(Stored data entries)

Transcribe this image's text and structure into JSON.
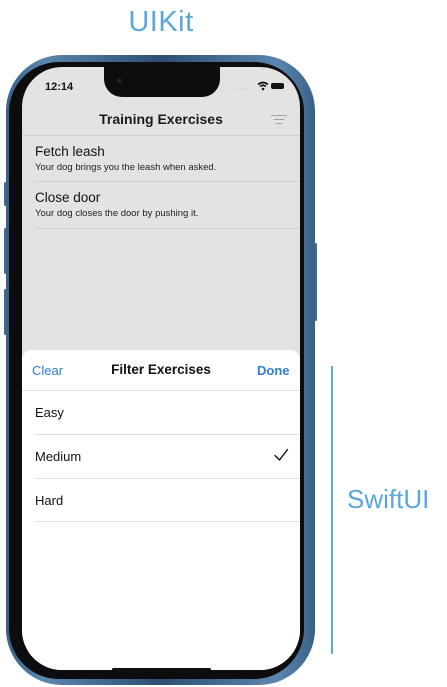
{
  "captions": {
    "top": "UIKit",
    "side": "SwiftUI"
  },
  "status_bar": {
    "time": "12:14",
    "signal": "·····",
    "icons": [
      "wifi-icon",
      "battery-icon"
    ]
  },
  "nav_bar": {
    "title": "Training Exercises",
    "filter_icon": "filter-icon"
  },
  "exercises": [
    {
      "title": "Fetch leash",
      "subtitle": "Your dog brings you the leash when asked."
    },
    {
      "title": "Close door",
      "subtitle": "Your dog closes the door by pushing it."
    }
  ],
  "filter_sheet": {
    "clear_label": "Clear",
    "title": "Filter Exercises",
    "done_label": "Done",
    "options": [
      {
        "label": "Easy",
        "selected": false
      },
      {
        "label": "Medium",
        "selected": true
      },
      {
        "label": "Hard",
        "selected": false
      }
    ]
  },
  "colors": {
    "caption": "#5ba7d9",
    "accent": "#2f7fd6",
    "phone_frame": "#3f6a91"
  }
}
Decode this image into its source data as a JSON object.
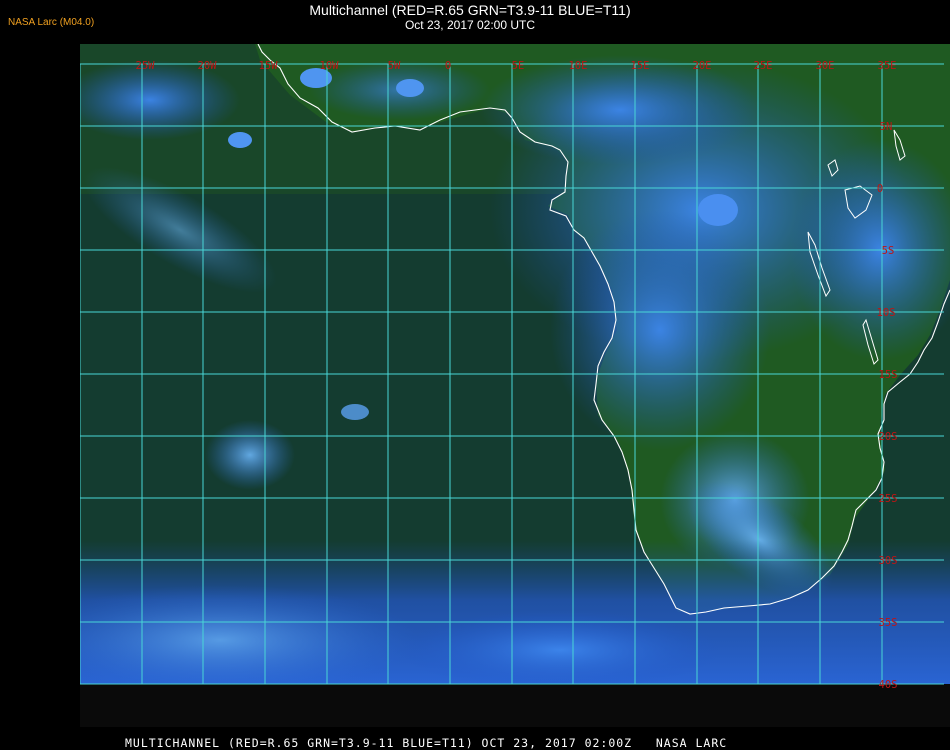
{
  "header": {
    "credit": "NASA Larc (M04.0)",
    "title": "Multichannel (RED=R.65 GRN=T3.9-11 BLUE=T11)",
    "subtitle": "Oct 23, 2017 02:00 UTC"
  },
  "footer": {
    "caption": "MULTICHANNEL (RED=R.65 GRN=T3.9-11 BLUE=T11) OCT 23, 2017 02:00Z   NASA LARC"
  },
  "map": {
    "longitude_labels": [
      "25W",
      "20W",
      "15W",
      "10W",
      "5W",
      "0",
      "5E",
      "10E",
      "15E",
      "20E",
      "25E",
      "30E",
      "35E"
    ],
    "latitude_labels": [
      "5N",
      "0",
      "5S",
      "10S",
      "15S",
      "20S",
      "25S",
      "30S",
      "35S",
      "40S"
    ],
    "colors": {
      "background": "#000000",
      "ocean": "#123a2c",
      "land": "#1d5a20",
      "cloud": "#2f6fe0",
      "cloud_bright": "#5aa8f0",
      "grid": "#49d6d6",
      "label": "#c01414",
      "coastline": "#ffffff"
    }
  }
}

■ Objective: Find all lines holding the string "leash" and copy them.

■ Written response:
      "title": "Fetch leash",
      "subtitle": "Your dog brings you the leash when asked."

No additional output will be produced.